Copy out each line of the listing that has the word "Ankauf" in it.

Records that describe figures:
——————

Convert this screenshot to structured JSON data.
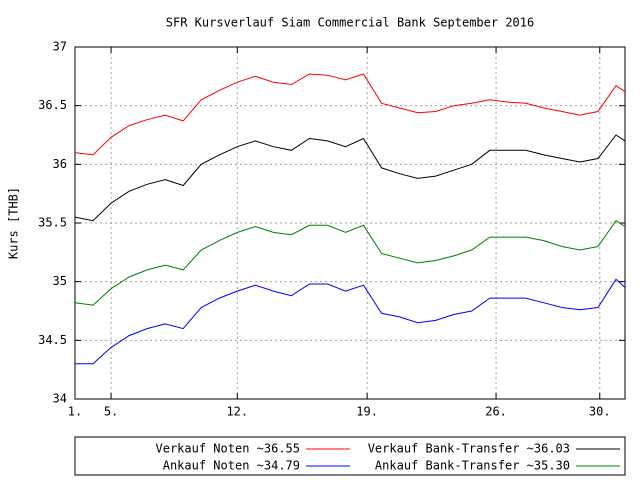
{
  "chart_data": {
    "type": "line",
    "title": "SFR Kursverlauf Siam Commercial Bank September 2016",
    "ylabel": "Kurs [THB]",
    "x": [
      0,
      1,
      2,
      3,
      4,
      5,
      6,
      7,
      8,
      9,
      10,
      11,
      12,
      13,
      14,
      15,
      16,
      17,
      18,
      19,
      20,
      21,
      22,
      23,
      24,
      25,
      26,
      27,
      28,
      29,
      30,
      30.5
    ],
    "series": [
      {
        "name": "Verkauf Noten ~36.55",
        "color": "#ff0000",
        "values": [
          36.1,
          36.08,
          36.23,
          36.33,
          36.38,
          36.42,
          36.37,
          36.55,
          36.63,
          36.7,
          36.75,
          36.7,
          36.68,
          36.77,
          36.76,
          36.72,
          36.77,
          36.52,
          36.48,
          36.44,
          36.45,
          36.5,
          36.52,
          36.55,
          36.53,
          36.52,
          36.48,
          36.45,
          36.42,
          36.45,
          36.67,
          36.62
        ]
      },
      {
        "name": "Verkauf Bank-Transfer ~36.03",
        "color": "#000000",
        "values": [
          35.55,
          35.52,
          35.67,
          35.77,
          35.83,
          35.87,
          35.82,
          36.0,
          36.08,
          36.15,
          36.2,
          36.15,
          36.12,
          36.22,
          36.2,
          36.15,
          36.22,
          35.97,
          35.92,
          35.88,
          35.9,
          35.95,
          36.0,
          36.12,
          36.12,
          36.12,
          36.08,
          36.05,
          36.02,
          36.05,
          36.25,
          36.2
        ]
      },
      {
        "name": "Ankauf Noten ~34.79",
        "color": "#0000ff",
        "values": [
          34.3,
          34.3,
          34.44,
          34.54,
          34.6,
          34.64,
          34.6,
          34.78,
          34.86,
          34.92,
          34.97,
          34.92,
          34.88,
          34.98,
          34.98,
          34.92,
          34.97,
          34.73,
          34.7,
          34.65,
          34.67,
          34.72,
          34.75,
          34.86,
          34.86,
          34.86,
          34.82,
          34.78,
          34.76,
          34.78,
          35.02,
          34.95
        ]
      },
      {
        "name": "Ankauf Bank-Transfer ~35.30",
        "color": "#008000",
        "values": [
          34.82,
          34.8,
          34.94,
          35.04,
          35.1,
          35.14,
          35.1,
          35.27,
          35.35,
          35.42,
          35.47,
          35.42,
          35.4,
          35.48,
          35.48,
          35.42,
          35.48,
          35.24,
          35.2,
          35.16,
          35.18,
          35.22,
          35.27,
          35.38,
          35.38,
          35.38,
          35.35,
          35.3,
          35.27,
          35.3,
          35.52,
          35.47
        ]
      }
    ],
    "xlim": [
      0,
      30.5
    ],
    "xticks": [
      {
        "value": 0,
        "label": "1."
      },
      {
        "value": 2,
        "label": "5."
      },
      {
        "value": 9,
        "label": "12."
      },
      {
        "value": 16.2,
        "label": "19."
      },
      {
        "value": 23.35,
        "label": "26."
      },
      {
        "value": 29.1,
        "label": "30."
      }
    ],
    "ylim": [
      34,
      37
    ],
    "yticks": [
      34,
      34.5,
      35,
      35.5,
      36,
      36.5,
      37
    ],
    "grid": true
  }
}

——————

SOLUTION FOR THIS PROBLEM:
        "name": "Ankauf Noten ~34.79",
        "name": "Ankauf Bank-Transfer ~35.30",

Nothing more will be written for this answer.